▶ **DATA ENTRIES**:
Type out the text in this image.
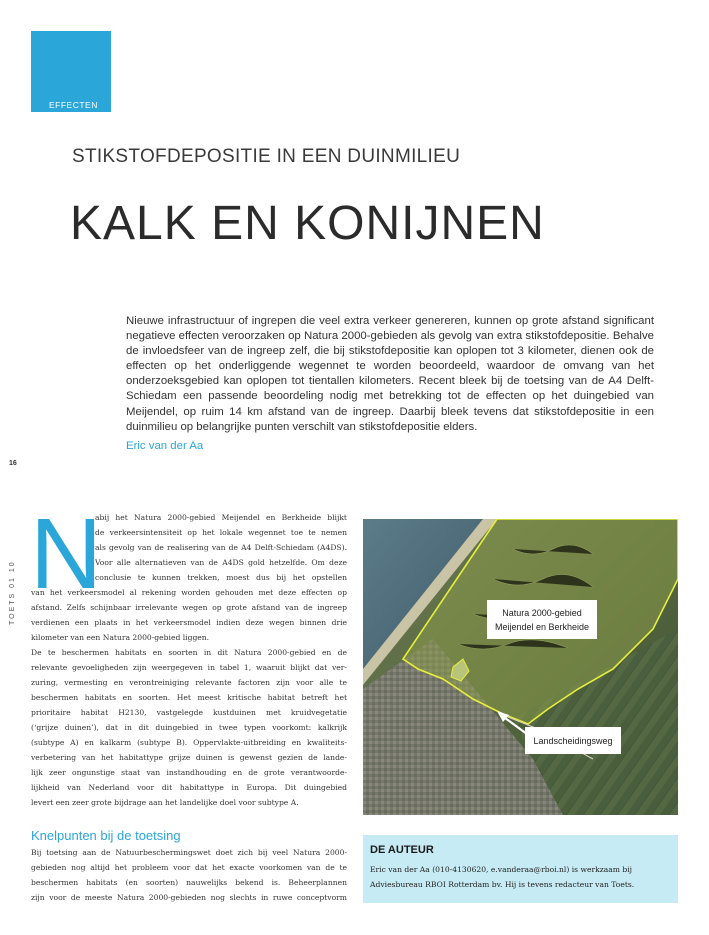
EFFECTEN
STIKSTOFDEPOSITIE IN EEN DUINMILIEU
KALK EN KONIJNEN
Nieuwe infrastructuur of ingrepen die veel extra verkeer genereren, kunnen op grote afstand significant negatieve effecten veroorzaken op Natura 2000-gebieden als gevolg van extra stikstofdepositie. Behalve de invloedsfeer van de ingreep zelf, die bij stikstofdepositie kan oplopen tot 3 kilometer, dienen ook de effecten op het onderliggende wegennet te worden beoordeeld, waardoor de omvang van het onderzoeksgebied kan oplopen tot tientallen kilometers. Recent bleek bij de toetsing van de A4 Delft-Schiedam een passende beoordeling nodig met betrekking tot de effecten op het duingebied van Meijendel, op ruim 14 km afstand van de ingreep. Daarbij bleek tevens dat stikstofdepositie in een duinmilieu op belangrijke punten verschilt van stikstofdepositie elders.
Eric van der Aa
16
TOETS 01 10 N
abij het Natura 2000-gebied Meijendel en Berkheide blijkt
de verkeersintensiteit op het lokale wegennet toe te nemen
als gevolg van de realisering van de A4 Delft-Schiedam (A4DS).
Voor alle alternatieven van de A4DS gold hetzelfde. Om deze
conclusie te kunnen trekken, moest dus bij het opstellen
van het verkeersmodel al rekening worden gehouden met deze effecten op
afstand. Zelfs schijnbaar irrelevante wegen op grote afstand van de ingreep
verdienen een plaats in het verkeersmodel indien deze wegen binnen drie
kilometer van een Natura 2000-gebied liggen.
De te beschermen habitats en soorten in dit Natura 2000-gebied en de
relevante gevoeligheden zijn weergegeven in tabel 1, waaruit blijkt dat ver-
zuring, vermesting en verontreiniging relevante factoren zijn voor alle te
beschermen habitats en soorten. Het meest kritische habitat betreft het
prioritaire habitat H2130, vastgelegde kustduinen met kruidvegetatie
(‘grijze duinen’), dat in dit duingebied in twee typen voorkomt: kalkrijk
(subtype A) en kalkarm (subtype B). Oppervlakte-uitbreiding en kwaliteits-
verbetering van het habitattype grijze duinen is gewenst gezien de lande-
lijk zeer ongunstige staat van instandhouding en de grote verantwoorde-
lijkheid van Nederland voor dit habitattype in Europa. Dit duingebied
levert een zeer grote bijdrage aan het landelijke doel voor subtype A.
Knelpunten bij de toetsing
Bij toetsing aan de Natuurbeschermingswet doet zich bij veel Natura 2000-
gebieden nog altijd het probleem voor dat het exacte voorkomen van de te
beschermen habitats (en soorten) nauwelijks bekend is. Beheerplannen
zijn voor de meeste Natura 2000-gebieden nog slechts in ruwe conceptvorm
Natura 2000-gebied
Meijendel en Berkheide
Landscheidingsweg
DE AUTEUR
Eric van der Aa (010-4130620, e.vanderaa@rboi.nl) is werkzaam bij Adviesbureau RBOI Rotterdam bv. Hij is tevens redacteur van Toets.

▶ **TASK**: Report only the number of lines that hold the word "blijkt".

▶ **RESPONSE TO THE EXERCISE**: 2